--- PROVIDED TEXT ---

Ransomware is now “truly weaponised” and this year and next are likely to be the first consecutive years of hardening conditions in cyber insurance after a “notable acceleration” in the pace of price increases in recent months, with insurers suggesting 20-40% rate increases for 2021, Aon says.
The cyber risk and insurance market landscape has “unmistakably changed”, Aon’s new Cyber Insurance Market Insights report says, noting cyber crime is now reported to be the fastest growing form of crime in the US with predictions it will be more profitable than the global trade of all major illegal drugs combined this year, at a cost of $US2-$US6 trillion ($2.6-$7.8 trillion).
The new report says the Australian market, where gross written premium (GWP) has reached more than $US110 million ($142.95 million), is demonstrating “transitionary characteristics”, where cyber insurance adoption rates are increasing steadily but are not equivalent to the US, where GWP stands at $US4.4 billion ($5.72 billion).
“This is leading to a localised realignment (in Australia) of limits being deployed by insurers,” Aon says. “Some Australian insurers have carefully contracted the amount of capacity they will deploy, and in some instances, insurers have withdrawn from the class of insurance.”
The global cyber insurance market will grow from $US5.5 billion ($7.15 billion) last year to $US14 billion ($18.19 billion) in 2022, Aon predicts.
“Much will play out over the coming 12 months,” Aon says. “We have already seen some markets proactively restrict coverage around this topic for those organisations that cannot convince markets that their security programs adequately address ransomware risks.”
It calculates a 500% increase in average insured losses since the start of 2017 and reveals a 350% increase in Australian cyber incidents.

--- EXTRACTED ENTRIES ---

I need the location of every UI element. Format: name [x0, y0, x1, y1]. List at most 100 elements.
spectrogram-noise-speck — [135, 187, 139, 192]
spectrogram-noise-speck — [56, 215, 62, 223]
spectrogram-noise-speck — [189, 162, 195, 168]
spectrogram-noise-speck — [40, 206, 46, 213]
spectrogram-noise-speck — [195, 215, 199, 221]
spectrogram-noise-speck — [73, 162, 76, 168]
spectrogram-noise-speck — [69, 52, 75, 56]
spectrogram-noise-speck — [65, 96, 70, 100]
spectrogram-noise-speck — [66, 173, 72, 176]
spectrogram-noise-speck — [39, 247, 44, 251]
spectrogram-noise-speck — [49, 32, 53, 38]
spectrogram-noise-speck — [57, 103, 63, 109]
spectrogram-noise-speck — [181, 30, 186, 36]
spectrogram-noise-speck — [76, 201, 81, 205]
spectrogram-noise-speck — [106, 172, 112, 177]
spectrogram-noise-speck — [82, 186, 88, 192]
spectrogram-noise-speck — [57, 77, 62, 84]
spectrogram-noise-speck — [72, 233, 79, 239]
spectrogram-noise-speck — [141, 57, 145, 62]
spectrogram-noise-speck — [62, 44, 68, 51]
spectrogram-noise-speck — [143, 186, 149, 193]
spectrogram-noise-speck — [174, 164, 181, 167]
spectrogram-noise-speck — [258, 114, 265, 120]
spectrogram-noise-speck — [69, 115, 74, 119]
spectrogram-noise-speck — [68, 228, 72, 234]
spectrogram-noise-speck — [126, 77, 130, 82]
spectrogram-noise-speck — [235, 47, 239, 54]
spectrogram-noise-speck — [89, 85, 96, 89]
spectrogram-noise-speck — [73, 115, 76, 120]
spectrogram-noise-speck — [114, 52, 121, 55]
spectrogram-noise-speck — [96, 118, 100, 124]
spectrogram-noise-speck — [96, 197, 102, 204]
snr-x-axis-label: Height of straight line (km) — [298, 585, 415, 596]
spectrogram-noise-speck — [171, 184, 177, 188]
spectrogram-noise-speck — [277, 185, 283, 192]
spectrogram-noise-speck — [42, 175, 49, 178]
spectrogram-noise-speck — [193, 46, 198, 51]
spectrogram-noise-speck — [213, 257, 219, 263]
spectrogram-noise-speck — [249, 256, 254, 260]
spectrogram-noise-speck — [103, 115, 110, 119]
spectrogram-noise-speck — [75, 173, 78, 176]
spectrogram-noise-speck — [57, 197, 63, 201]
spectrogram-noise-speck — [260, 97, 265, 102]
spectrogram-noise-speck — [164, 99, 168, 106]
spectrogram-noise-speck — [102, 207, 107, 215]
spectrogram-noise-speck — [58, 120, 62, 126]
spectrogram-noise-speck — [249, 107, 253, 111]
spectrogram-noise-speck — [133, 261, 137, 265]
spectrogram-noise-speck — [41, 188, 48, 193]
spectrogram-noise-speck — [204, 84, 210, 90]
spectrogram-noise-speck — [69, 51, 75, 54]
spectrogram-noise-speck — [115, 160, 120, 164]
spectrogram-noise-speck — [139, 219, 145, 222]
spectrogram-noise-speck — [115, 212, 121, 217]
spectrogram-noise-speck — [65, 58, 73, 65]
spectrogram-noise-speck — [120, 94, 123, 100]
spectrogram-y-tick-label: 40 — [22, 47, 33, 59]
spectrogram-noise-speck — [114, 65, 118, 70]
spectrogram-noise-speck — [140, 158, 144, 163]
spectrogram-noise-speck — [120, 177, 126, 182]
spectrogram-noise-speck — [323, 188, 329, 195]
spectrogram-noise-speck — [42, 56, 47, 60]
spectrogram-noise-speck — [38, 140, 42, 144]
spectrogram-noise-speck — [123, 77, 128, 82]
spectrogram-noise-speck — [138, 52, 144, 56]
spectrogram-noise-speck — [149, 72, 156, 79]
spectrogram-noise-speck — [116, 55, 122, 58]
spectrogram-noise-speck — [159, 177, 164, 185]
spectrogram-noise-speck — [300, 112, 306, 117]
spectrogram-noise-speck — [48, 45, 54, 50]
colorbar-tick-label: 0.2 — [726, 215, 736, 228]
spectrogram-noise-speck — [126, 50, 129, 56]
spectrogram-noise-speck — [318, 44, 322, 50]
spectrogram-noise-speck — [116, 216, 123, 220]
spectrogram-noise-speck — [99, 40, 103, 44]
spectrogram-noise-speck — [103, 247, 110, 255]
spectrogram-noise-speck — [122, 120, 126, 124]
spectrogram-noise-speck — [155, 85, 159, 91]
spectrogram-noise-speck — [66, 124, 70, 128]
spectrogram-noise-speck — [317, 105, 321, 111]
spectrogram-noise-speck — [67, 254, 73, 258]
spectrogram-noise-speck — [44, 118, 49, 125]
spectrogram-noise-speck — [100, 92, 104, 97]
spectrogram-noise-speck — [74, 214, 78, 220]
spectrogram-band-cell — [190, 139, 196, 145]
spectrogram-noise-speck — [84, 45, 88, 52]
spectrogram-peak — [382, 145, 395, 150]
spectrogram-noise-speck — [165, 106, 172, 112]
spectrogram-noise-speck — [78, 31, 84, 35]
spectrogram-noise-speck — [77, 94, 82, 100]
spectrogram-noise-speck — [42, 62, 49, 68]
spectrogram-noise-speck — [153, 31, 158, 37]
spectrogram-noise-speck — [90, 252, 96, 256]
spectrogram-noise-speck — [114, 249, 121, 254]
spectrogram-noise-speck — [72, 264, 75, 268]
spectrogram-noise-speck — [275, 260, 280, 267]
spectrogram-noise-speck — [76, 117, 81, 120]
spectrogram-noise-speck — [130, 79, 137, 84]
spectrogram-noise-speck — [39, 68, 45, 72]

---

- **TASKS TO COMPLETE**:
1. List every percentage figure that appears in the cyber insurance text.
2. In the cyber insurance text, what size does Aon predict the global cyber insurance market will reach in 2022?
3. Reproduce word for word the part of the cyber insurance text between "The new report" and "2022, Aon predicts.", inclusive.
The records play no part in this work.

- **OUTPUTS IN ORDER**:
1. 20-40%, 500%, 350%

2. $US14 billion ($18.19 billion).

3.
The new report says the Australian market, where gross written premium (GWP) has reached more than $US110 million ($142.95 million), is demonstrating “transitionary characteristics”, where cyber insurance adoption rates are increasing steadily but are not equivalent to the US, where GWP stands at $US4.4 billion ($5.72 billion).
“This is leading to a localised realignment (in Australia) of limits being deployed by insurers,” Aon says. “Some Australian insurers have carefully contracted the amount of capacity they will deploy, and in some instances, insurers have withdrawn from the class of insurance.”
The global cyber insurance market will grow from $US5.5 billion ($7.15 billion) last year to $US14 billion ($18.19 billion) in 2022, Aon predicts.